══ Rows

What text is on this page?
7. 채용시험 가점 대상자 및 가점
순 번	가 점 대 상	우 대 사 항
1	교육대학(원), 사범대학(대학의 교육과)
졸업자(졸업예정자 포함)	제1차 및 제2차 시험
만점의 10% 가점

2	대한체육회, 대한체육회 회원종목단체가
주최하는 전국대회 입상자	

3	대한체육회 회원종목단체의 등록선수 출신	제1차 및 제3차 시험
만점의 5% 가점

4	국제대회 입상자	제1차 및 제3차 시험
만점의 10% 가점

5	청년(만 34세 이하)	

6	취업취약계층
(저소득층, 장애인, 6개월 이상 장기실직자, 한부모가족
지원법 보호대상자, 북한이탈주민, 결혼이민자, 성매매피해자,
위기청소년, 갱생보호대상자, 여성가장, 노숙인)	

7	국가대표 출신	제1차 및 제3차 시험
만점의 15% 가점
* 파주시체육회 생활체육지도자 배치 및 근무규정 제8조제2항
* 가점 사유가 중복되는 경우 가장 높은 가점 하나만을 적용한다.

════

**Requirements**
Reproduce all of the material above word for word.

**Final result**
What text is on this page?
7. 채용시험 가점 대상자 및 가점
순 번	가 점 대 상	우 대 사 항
1	교육대학(원), 사범대학(대학의 교육과)
졸업자(졸업예정자 포함)	제1차 및 제2차 시험
만점의 10% 가점

2	대한체육회, 대한체육회 회원종목단체가
주최하는 전국대회 입상자	

3	대한체육회 회원종목단체의 등록선수 출신	제1차 및 제3차 시험
만점의 5% 가점

4	국제대회 입상자	제1차 및 제3차 시험
만점의 10% 가점

5	청년(만 34세 이하)	

6	취업취약계층
(저소득층, 장애인, 6개월 이상 장기실직자, 한부모가족
지원법 보호대상자, 북한이탈주민, 결혼이민자, 성매매피해자,
위기청소년, 갱생보호대상자, 여성가장, 노숙인)	

7	국가대표 출신	제1차 및 제3차 시험
만점의 15% 가점
* 파주시체육회 생활체육지도자 배치 및 근무규정 제8조제2항
* 가점 사유가 중복되는 경우 가장 높은 가점 하나만을 적용한다.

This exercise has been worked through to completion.